>> Start DATA FOR THE TASK

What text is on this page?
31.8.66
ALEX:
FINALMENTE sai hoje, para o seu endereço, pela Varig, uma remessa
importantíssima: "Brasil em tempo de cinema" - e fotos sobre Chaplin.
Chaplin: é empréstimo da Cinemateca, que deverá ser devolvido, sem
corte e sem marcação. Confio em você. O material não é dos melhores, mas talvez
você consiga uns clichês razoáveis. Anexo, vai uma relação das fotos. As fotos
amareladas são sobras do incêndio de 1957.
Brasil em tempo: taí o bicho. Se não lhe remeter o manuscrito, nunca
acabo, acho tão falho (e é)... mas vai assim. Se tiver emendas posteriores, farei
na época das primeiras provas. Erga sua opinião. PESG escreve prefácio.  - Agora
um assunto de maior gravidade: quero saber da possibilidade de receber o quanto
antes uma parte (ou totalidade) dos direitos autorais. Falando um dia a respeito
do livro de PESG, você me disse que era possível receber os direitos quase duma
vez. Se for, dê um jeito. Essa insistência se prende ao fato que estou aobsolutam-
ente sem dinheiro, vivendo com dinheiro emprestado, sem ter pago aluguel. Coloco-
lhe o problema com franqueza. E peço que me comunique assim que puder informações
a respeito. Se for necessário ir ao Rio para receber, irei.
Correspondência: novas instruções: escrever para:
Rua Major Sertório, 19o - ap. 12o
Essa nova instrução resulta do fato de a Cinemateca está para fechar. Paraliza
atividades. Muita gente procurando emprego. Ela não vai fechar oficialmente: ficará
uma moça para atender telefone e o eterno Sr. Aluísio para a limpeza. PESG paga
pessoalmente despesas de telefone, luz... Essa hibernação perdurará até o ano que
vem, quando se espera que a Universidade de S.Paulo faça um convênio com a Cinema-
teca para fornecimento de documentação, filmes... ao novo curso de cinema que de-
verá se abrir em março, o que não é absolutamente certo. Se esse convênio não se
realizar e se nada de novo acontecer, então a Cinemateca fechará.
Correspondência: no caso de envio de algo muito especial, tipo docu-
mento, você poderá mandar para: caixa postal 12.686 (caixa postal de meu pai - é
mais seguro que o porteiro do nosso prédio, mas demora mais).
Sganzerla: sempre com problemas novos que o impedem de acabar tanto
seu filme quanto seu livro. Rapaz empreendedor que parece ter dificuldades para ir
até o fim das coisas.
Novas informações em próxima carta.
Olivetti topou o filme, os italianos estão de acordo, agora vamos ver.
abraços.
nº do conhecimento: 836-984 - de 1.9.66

>> End DATA FOR THE TASK

Copy out the lines in which the string "Cinemateca" appears.

» **EXERCISE OUTPUT**
Chaplin: é empréstimo da Cinemateca, que deverá ser devolvido, sem
Essa nova instrução resulta do fato de a Cinemateca está para fechar. Paraliza
realizar e se nada de novo acontecer, então a Cinemateca fechará.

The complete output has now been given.